Each line of the material must be repeated precisely, with the pictures left out.

SUPPLIED DATA

* * *

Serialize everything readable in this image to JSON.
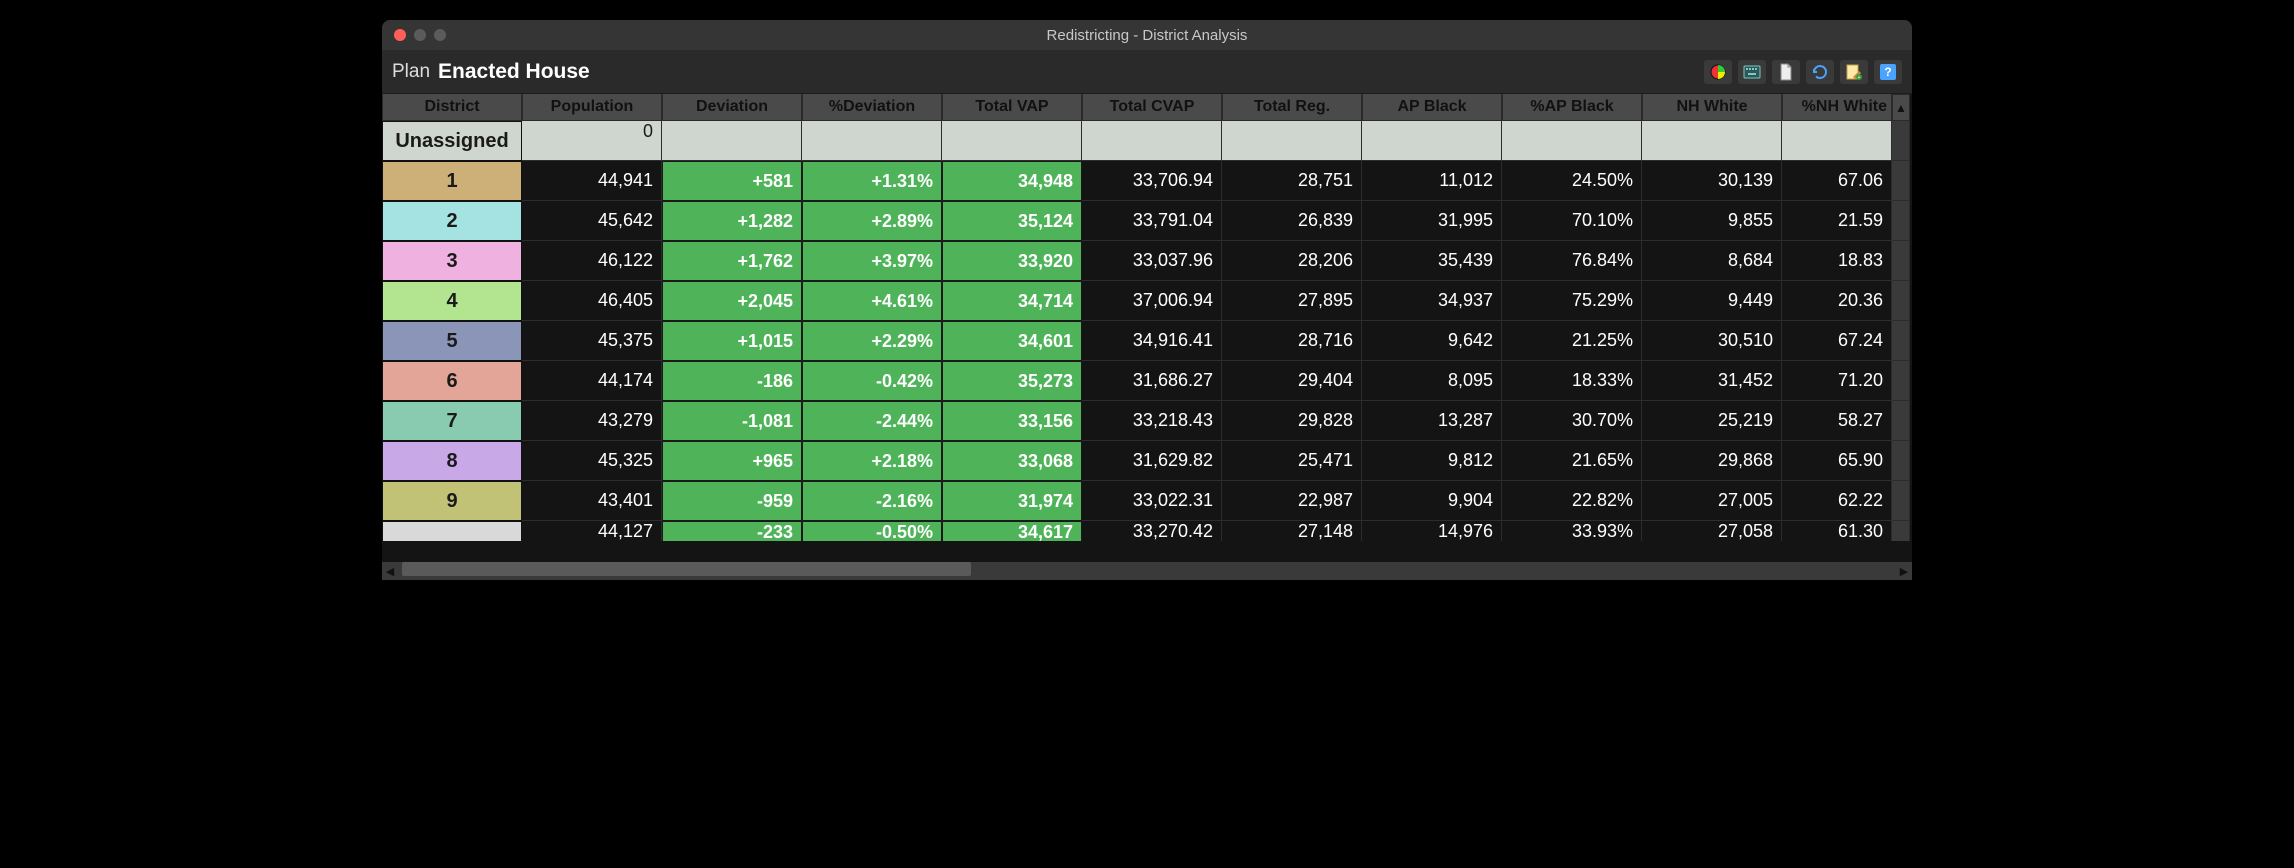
{
  "window": {
    "title": "Redistricting - District Analysis"
  },
  "toolbar": {
    "plan_label": "Plan",
    "plan_name": "Enacted House",
    "icons": [
      "pie-chart",
      "keyboard",
      "document",
      "refresh",
      "edit",
      "help"
    ]
  },
  "columns": [
    "District",
    "Population",
    "Deviation",
    "%Deviation",
    "Total VAP",
    "Total CVAP",
    "Total Reg.",
    "AP Black",
    "%AP Black",
    "NH White",
    "%NH White"
  ],
  "unassigned": {
    "label": "Unassigned",
    "population": "0"
  },
  "rows": [
    {
      "district": "1",
      "color": "#cdaf78",
      "population": "44,941",
      "deviation": "+581",
      "pct_deviation": "+1.31%",
      "total_vap": "34,948",
      "total_cvap": "33,706.94",
      "total_reg": "28,751",
      "ap_black": "11,012",
      "pct_ap_black": "24.50%",
      "nh_white": "30,139",
      "pct_nh_white": "67.06"
    },
    {
      "district": "2",
      "color": "#a5e3e3",
      "population": "45,642",
      "deviation": "+1,282",
      "pct_deviation": "+2.89%",
      "total_vap": "35,124",
      "total_cvap": "33,791.04",
      "total_reg": "26,839",
      "ap_black": "31,995",
      "pct_ap_black": "70.10%",
      "nh_white": "9,855",
      "pct_nh_white": "21.59"
    },
    {
      "district": "3",
      "color": "#efb1df",
      "population": "46,122",
      "deviation": "+1,762",
      "pct_deviation": "+3.97%",
      "total_vap": "33,920",
      "total_cvap": "33,037.96",
      "total_reg": "28,206",
      "ap_black": "35,439",
      "pct_ap_black": "76.84%",
      "nh_white": "8,684",
      "pct_nh_white": "18.83"
    },
    {
      "district": "4",
      "color": "#b3e48f",
      "population": "46,405",
      "deviation": "+2,045",
      "pct_deviation": "+4.61%",
      "total_vap": "34,714",
      "total_cvap": "37,006.94",
      "total_reg": "27,895",
      "ap_black": "34,937",
      "pct_ap_black": "75.29%",
      "nh_white": "9,449",
      "pct_nh_white": "20.36"
    },
    {
      "district": "5",
      "color": "#8b95b8",
      "population": "45,375",
      "deviation": "+1,015",
      "pct_deviation": "+2.29%",
      "total_vap": "34,601",
      "total_cvap": "34,916.41",
      "total_reg": "28,716",
      "ap_black": "9,642",
      "pct_ap_black": "21.25%",
      "nh_white": "30,510",
      "pct_nh_white": "67.24"
    },
    {
      "district": "6",
      "color": "#e2a598",
      "population": "44,174",
      "deviation": "-186",
      "pct_deviation": "-0.42%",
      "total_vap": "35,273",
      "total_cvap": "31,686.27",
      "total_reg": "29,404",
      "ap_black": "8,095",
      "pct_ap_black": "18.33%",
      "nh_white": "31,452",
      "pct_nh_white": "71.20"
    },
    {
      "district": "7",
      "color": "#89cbb0",
      "population": "43,279",
      "deviation": "-1,081",
      "pct_deviation": "-2.44%",
      "total_vap": "33,156",
      "total_cvap": "33,218.43",
      "total_reg": "29,828",
      "ap_black": "13,287",
      "pct_ap_black": "30.70%",
      "nh_white": "25,219",
      "pct_nh_white": "58.27"
    },
    {
      "district": "8",
      "color": "#c9a8e8",
      "population": "45,325",
      "deviation": "+965",
      "pct_deviation": "+2.18%",
      "total_vap": "33,068",
      "total_cvap": "31,629.82",
      "total_reg": "25,471",
      "ap_black": "9,812",
      "pct_ap_black": "21.65%",
      "nh_white": "29,868",
      "pct_nh_white": "65.90"
    },
    {
      "district": "9",
      "color": "#c2c277",
      "population": "43,401",
      "deviation": "-959",
      "pct_deviation": "-2.16%",
      "total_vap": "31,974",
      "total_cvap": "33,022.31",
      "total_reg": "22,987",
      "ap_black": "9,904",
      "pct_ap_black": "22.82%",
      "nh_white": "27,005",
      "pct_nh_white": "62.22"
    }
  ],
  "partial_row": {
    "district": "",
    "color": "#d9d9d9",
    "population": "44,127",
    "deviation": "-233",
    "pct_deviation": "-0.50%",
    "total_vap": "34,617",
    "total_cvap": "33,270.42",
    "total_reg": "27,148",
    "ap_black": "14,976",
    "pct_ap_black": "33.93%",
    "nh_white": "27,058",
    "pct_nh_white": "61.30"
  }
}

* * *

WRITTEN SOLUTION
Serialize everything readable in this image to JSON.
{
  "window": {
    "title": "Redistricting - District Analysis"
  },
  "toolbar": {
    "plan_label": "Plan",
    "plan_name": "Enacted House",
    "icons": [
      "pie-chart",
      "keyboard",
      "document",
      "refresh",
      "edit",
      "help"
    ]
  },
  "columns": [
    "District",
    "Population",
    "Deviation",
    "%Deviation",
    "Total VAP",
    "Total CVAP",
    "Total Reg.",
    "AP Black",
    "%AP Black",
    "NH White",
    "%NH White"
  ],
  "unassigned": {
    "label": "Unassigned",
    "population": "0"
  },
  "rows": [
    {
      "district": "1",
      "color": "#cdaf78",
      "population": "44,941",
      "deviation": "+581",
      "pct_deviation": "+1.31%",
      "total_vap": "34,948",
      "total_cvap": "33,706.94",
      "total_reg": "28,751",
      "ap_black": "11,012",
      "pct_ap_black": "24.50%",
      "nh_white": "30,139",
      "pct_nh_white": "67.06"
    },
    {
      "district": "2",
      "color": "#a5e3e3",
      "population": "45,642",
      "deviation": "+1,282",
      "pct_deviation": "+2.89%",
      "total_vap": "35,124",
      "total_cvap": "33,791.04",
      "total_reg": "26,839",
      "ap_black": "31,995",
      "pct_ap_black": "70.10%",
      "nh_white": "9,855",
      "pct_nh_white": "21.59"
    },
    {
      "district": "3",
      "color": "#efb1df",
      "population": "46,122",
      "deviation": "+1,762",
      "pct_deviation": "+3.97%",
      "total_vap": "33,920",
      "total_cvap": "33,037.96",
      "total_reg": "28,206",
      "ap_black": "35,439",
      "pct_ap_black": "76.84%",
      "nh_white": "8,684",
      "pct_nh_white": "18.83"
    },
    {
      "district": "4",
      "color": "#b3e48f",
      "population": "46,405",
      "deviation": "+2,045",
      "pct_deviation": "+4.61%",
      "total_vap": "34,714",
      "total_cvap": "37,006.94",
      "total_reg": "27,895",
      "ap_black": "34,937",
      "pct_ap_black": "75.29%",
      "nh_white": "9,449",
      "pct_nh_white": "20.36"
    },
    {
      "district": "5",
      "color": "#8b95b8",
      "population": "45,375",
      "deviation": "+1,015",
      "pct_deviation": "+2.29%",
      "total_vap": "34,601",
      "total_cvap": "34,916.41",
      "total_reg": "28,716",
      "ap_black": "9,642",
      "pct_ap_black": "21.25%",
      "nh_white": "30,510",
      "pct_nh_white": "67.24"
    },
    {
      "district": "6",
      "color": "#e2a598",
      "population": "44,174",
      "deviation": "-186",
      "pct_deviation": "-0.42%",
      "total_vap": "35,273",
      "total_cvap": "31,686.27",
      "total_reg": "29,404",
      "ap_black": "8,095",
      "pct_ap_black": "18.33%",
      "nh_white": "31,452",
      "pct_nh_white": "71.20"
    },
    {
      "district": "7",
      "color": "#89cbb0",
      "population": "43,279",
      "deviation": "-1,081",
      "pct_deviation": "-2.44%",
      "total_vap": "33,156",
      "total_cvap": "33,218.43",
      "total_reg": "29,828",
      "ap_black": "13,287",
      "pct_ap_black": "30.70%",
      "nh_white": "25,219",
      "pct_nh_white": "58.27"
    },
    {
      "district": "8",
      "color": "#c9a8e8",
      "population": "45,325",
      "deviation": "+965",
      "pct_deviation": "+2.18%",
      "total_vap": "33,068",
      "total_cvap": "31,629.82",
      "total_reg": "25,471",
      "ap_black": "9,812",
      "pct_ap_black": "21.65%",
      "nh_white": "29,868",
      "pct_nh_white": "65.90"
    },
    {
      "district": "9",
      "color": "#c2c277",
      "population": "43,401",
      "deviation": "-959",
      "pct_deviation": "-2.16%",
      "total_vap": "31,974",
      "total_cvap": "33,022.31",
      "total_reg": "22,987",
      "ap_black": "9,904",
      "pct_ap_black": "22.82%",
      "nh_white": "27,005",
      "pct_nh_white": "62.22"
    }
  ],
  "partial_row": {
    "district": "",
    "color": "#d9d9d9",
    "population": "44,127",
    "deviation": "-233",
    "pct_deviation": "-0.50%",
    "total_vap": "34,617",
    "total_cvap": "33,270.42",
    "total_reg": "27,148",
    "ap_black": "14,976",
    "pct_ap_black": "33.93%",
    "nh_white": "27,058",
    "pct_nh_white": "61.30"
  }
}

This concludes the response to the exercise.